## [What you need to do]
Print every line of the listing exactly, please.

## [Information provided]
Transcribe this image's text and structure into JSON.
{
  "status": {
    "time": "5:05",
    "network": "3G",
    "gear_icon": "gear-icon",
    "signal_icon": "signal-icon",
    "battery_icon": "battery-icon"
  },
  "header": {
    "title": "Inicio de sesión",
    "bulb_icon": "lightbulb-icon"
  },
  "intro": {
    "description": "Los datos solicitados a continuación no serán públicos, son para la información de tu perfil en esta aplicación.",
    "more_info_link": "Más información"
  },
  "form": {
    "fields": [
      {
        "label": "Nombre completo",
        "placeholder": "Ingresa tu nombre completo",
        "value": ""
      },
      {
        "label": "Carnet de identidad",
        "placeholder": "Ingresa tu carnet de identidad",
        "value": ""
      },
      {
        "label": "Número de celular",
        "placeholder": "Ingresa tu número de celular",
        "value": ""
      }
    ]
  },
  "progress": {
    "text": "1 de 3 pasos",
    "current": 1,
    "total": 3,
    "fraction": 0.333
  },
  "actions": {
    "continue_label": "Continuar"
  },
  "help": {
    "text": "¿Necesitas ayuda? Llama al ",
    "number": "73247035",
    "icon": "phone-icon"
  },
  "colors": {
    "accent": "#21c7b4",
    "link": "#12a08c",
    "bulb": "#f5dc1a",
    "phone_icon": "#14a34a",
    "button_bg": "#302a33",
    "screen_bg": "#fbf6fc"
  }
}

## [Answer to the problem]
Transcribe this image's text and structure into JSON.
{
  "status": {
    "time": "5:05",
    "network": "3G",
    "gear_icon": "gear-icon",
    "signal_icon": "signal-icon",
    "battery_icon": "battery-icon"
  },
  "header": {
    "title": "Inicio de sesión",
    "bulb_icon": "lightbulb-icon"
  },
  "intro": {
    "description": "Los datos solicitados a continuación no serán públicos, son para la información de tu perfil en esta aplicación.",
    "more_info_link": "Más información"
  },
  "form": {
    "fields": [
      {
        "label": "Nombre completo",
        "placeholder": "Ingresa tu nombre completo",
        "value": ""
      },
      {
        "label": "Carnet de identidad",
        "placeholder": "Ingresa tu carnet de identidad",
        "value": ""
      },
      {
        "label": "Número de celular",
        "placeholder": "Ingresa tu número de celular",
        "value": ""
      }
    ]
  },
  "progress": {
    "text": "1 de 3 pasos",
    "current": 1,
    "total": 3,
    "fraction": 0.333
  },
  "actions": {
    "continue_label": "Continuar"
  },
  "help": {
    "text": "¿Necesitas ayuda? Llama al ",
    "number": "73247035",
    "icon": "phone-icon"
  },
  "colors": {
    "accent": "#21c7b4",
    "link": "#12a08c",
    "bulb": "#f5dc1a",
    "phone_icon": "#14a34a",
    "button_bg": "#302a33",
    "screen_bg": "#fbf6fc"
  }
}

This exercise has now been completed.